» **Exercise instructions**
Would you repeat the listing exactly but omit every picture?

[Figure contents as structured data]
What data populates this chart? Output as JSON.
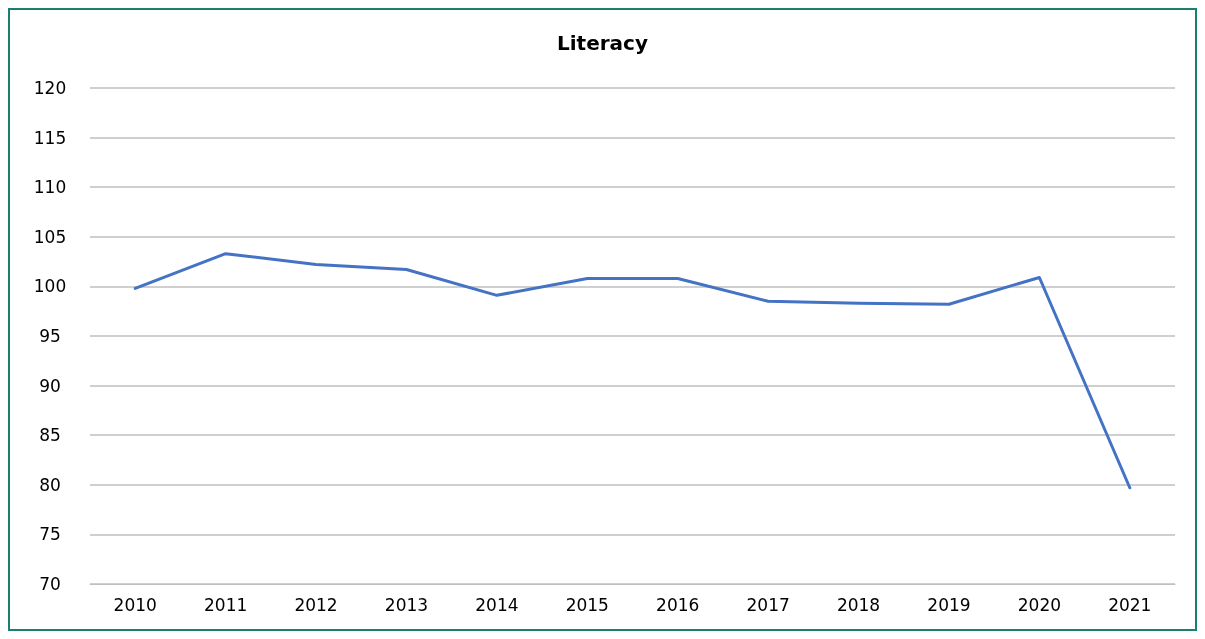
{
  "chart_data": {
    "type": "line",
    "title": "Literacy",
    "categories": [
      "2010",
      "2011",
      "2012",
      "2013",
      "2014",
      "2015",
      "2016",
      "2017",
      "2018",
      "2019",
      "2020",
      "2021"
    ],
    "series": [
      {
        "color": "#4472c4",
        "values": [
          99.8,
          103.3,
          102.2,
          101.7,
          99.1,
          100.8,
          100.8,
          98.5,
          98.3,
          98.2,
          100.9,
          79.7
        ]
      }
    ],
    "ylim": [
      70,
      120
    ],
    "yticks": [
      70,
      75,
      80,
      85,
      90,
      95,
      100,
      105,
      110,
      115,
      120
    ],
    "grid": "y",
    "marker": "none",
    "line_style": "solid"
  }
}
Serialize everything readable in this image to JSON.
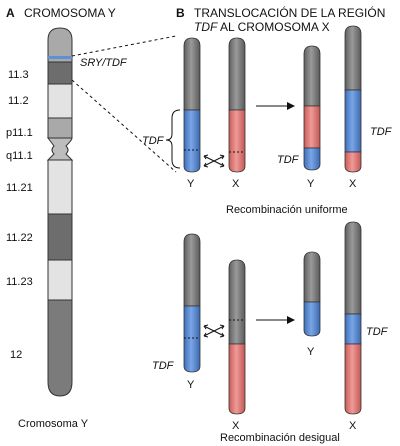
{
  "panel_a": {
    "letter": "A",
    "title": "CROMOSOMA Y",
    "bands": [
      "11.3",
      "11.2",
      "p11.1",
      "q11.1",
      "11.21",
      "11.22",
      "11.23",
      "12"
    ],
    "gene_label": "SRY/TDF",
    "caption": "Cromosoma Y"
  },
  "panel_b": {
    "letter": "B",
    "title_line1": "TRANSLOCACIÓN DE LA REGIÓN",
    "title_line2_gene": "TDF",
    "title_line2_rest": " AL CROMOSOMA X",
    "uniform": {
      "tdf_before": "TDF",
      "label_y_before": "Y",
      "label_x_before": "X",
      "tdf_after_y": "TDF",
      "tdf_after_x": "TDF",
      "label_y_after": "Y",
      "label_x_after": "X",
      "caption": "Recombinación uniforme"
    },
    "unequal": {
      "tdf_before": "TDF",
      "label_y_before": "Y",
      "label_x_before": "X",
      "tdf_after_x": "TDF",
      "label_y_after": "Y",
      "label_x_after": "X",
      "caption": "Recombinación desigual"
    }
  },
  "colors": {
    "gray": "#7b7b7b",
    "blue": "#5c8fd6",
    "red": "#e07b78",
    "band_dark": "#6d6d6d",
    "band_mid": "#a9a9a9",
    "band_light": "#e3e3e3"
  }
}
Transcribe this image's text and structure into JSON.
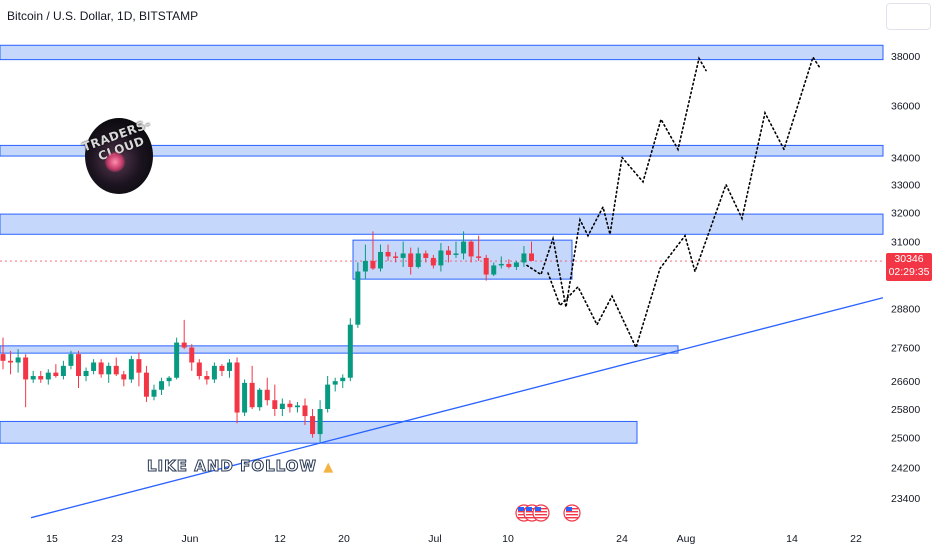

» **Output**
What data populates this chart? Output as JSON.
{
  "chart_data": {
    "type": "line",
    "title": "Literacy",
    "categories": [
      "2010",
      "2011",
      "2012",
      "2013",
      "2014",
      "2015",
      "2016",
      "2017",
      "2018",
      "2019",
      "2020",
      "2021"
    ],
    "series": [
      {
        "color": "#4472c4",
        "values": [
          99.8,
          103.3,
          102.2,
          101.7,
          99.1,
          100.8,
          100.8,
          98.5,
          98.3,
          98.2,
          100.9,
          79.7
        ]
      }
    ],
    "ylim": [
      70,
      120
    ],
    "yticks": [
      70,
      75,
      80,
      85,
      90,
      95,
      100,
      105,
      110,
      115,
      120
    ],
    "grid": "y",
    "marker": "none",
    "line_style": "solid"
  }
}
Serialize everything readable in this image to JSON.
{
  "panel_a": {
    "letter": "A",
    "title": "CROMOSOMA Y",
    "bands": [
      "11.3",
      "11.2",
      "p11.1",
      "q11.1",
      "11.21",
      "11.22",
      "11.23",
      "12"
    ],
    "gene_label": "SRY/TDF",
    "caption": "Cromosoma Y"
  },
  "panel_b": {
    "letter": "B",
    "title_line1": "TRANSLOCACIÓN DE LA REGIÓN",
    "title_line2_gene": "TDF",
    "title_line2_rest": " AL CROMOSOMA X",
    "uniform": {
      "tdf_before": "TDF",
      "label_y_before": "Y",
      "label_x_before": "X",
      "tdf_after_y": "TDF",
      "tdf_after_x": "TDF",
      "label_y_after": "Y",
      "label_x_after": "X",
      "caption": "Recombinación uniforme"
    },
    "unequal": {
      "tdf_before": "TDF",
      "label_y_before": "Y",
      "label_x_before": "X",
      "tdf_after_x": "TDF",
      "label_y_after": "Y",
      "label_x_after": "X",
      "caption": "Recombinación desigual"
    }
  },
  "colors": {
    "gray": "#7b7b7b",
    "blue": "#5c8fd6",
    "red": "#e07b78",
    "band_dark": "#6d6d6d",
    "band_mid": "#a9a9a9",
    "band_light": "#e3e3e3"
  }
}
Transcribe this image's text and structure into JSON.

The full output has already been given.